Stored data entries
= = = = = = =
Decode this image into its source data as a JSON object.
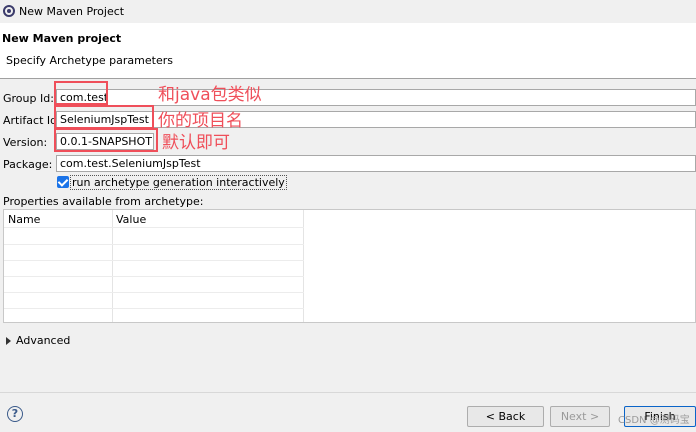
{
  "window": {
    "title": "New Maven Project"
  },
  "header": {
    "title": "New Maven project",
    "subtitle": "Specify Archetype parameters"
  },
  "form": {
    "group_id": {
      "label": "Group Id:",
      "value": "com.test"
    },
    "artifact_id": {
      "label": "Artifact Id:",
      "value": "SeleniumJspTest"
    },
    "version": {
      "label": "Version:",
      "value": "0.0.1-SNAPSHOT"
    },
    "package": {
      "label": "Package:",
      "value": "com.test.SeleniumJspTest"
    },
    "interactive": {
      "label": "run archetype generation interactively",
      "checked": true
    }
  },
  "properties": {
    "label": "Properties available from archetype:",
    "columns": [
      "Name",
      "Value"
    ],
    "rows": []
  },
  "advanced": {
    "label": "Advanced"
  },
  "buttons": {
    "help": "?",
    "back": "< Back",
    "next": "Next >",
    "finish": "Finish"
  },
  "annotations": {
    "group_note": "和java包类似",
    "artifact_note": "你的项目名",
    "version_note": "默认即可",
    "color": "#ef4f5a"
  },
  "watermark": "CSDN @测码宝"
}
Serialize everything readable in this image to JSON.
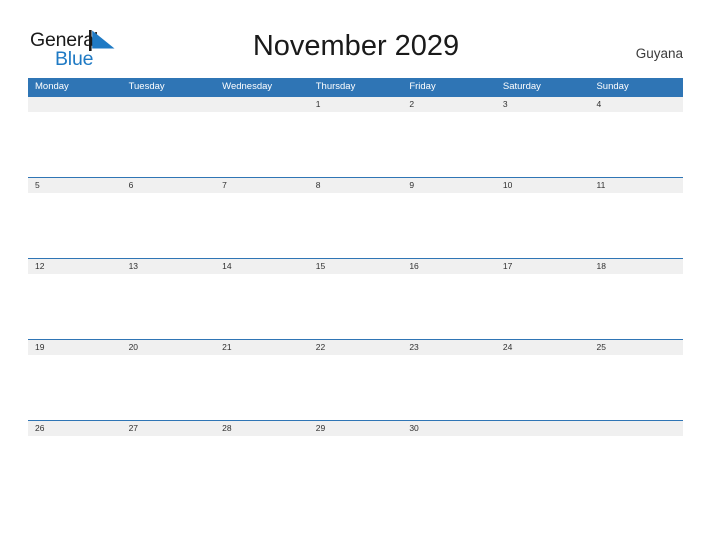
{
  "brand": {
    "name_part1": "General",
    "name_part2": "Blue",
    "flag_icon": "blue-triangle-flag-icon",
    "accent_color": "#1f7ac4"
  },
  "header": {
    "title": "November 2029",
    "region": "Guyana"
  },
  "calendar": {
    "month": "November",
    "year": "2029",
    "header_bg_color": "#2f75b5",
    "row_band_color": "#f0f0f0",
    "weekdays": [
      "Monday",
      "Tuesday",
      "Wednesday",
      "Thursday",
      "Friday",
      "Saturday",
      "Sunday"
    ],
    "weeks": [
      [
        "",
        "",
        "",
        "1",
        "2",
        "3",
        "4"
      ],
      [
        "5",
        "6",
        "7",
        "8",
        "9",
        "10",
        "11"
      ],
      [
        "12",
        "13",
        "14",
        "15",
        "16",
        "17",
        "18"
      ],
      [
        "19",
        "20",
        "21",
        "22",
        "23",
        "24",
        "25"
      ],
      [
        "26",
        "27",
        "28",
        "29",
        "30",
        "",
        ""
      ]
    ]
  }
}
= = = = = = =
Problem to work on
Provide only the number of lines in the entries that hold the word "Maven".

Written response
2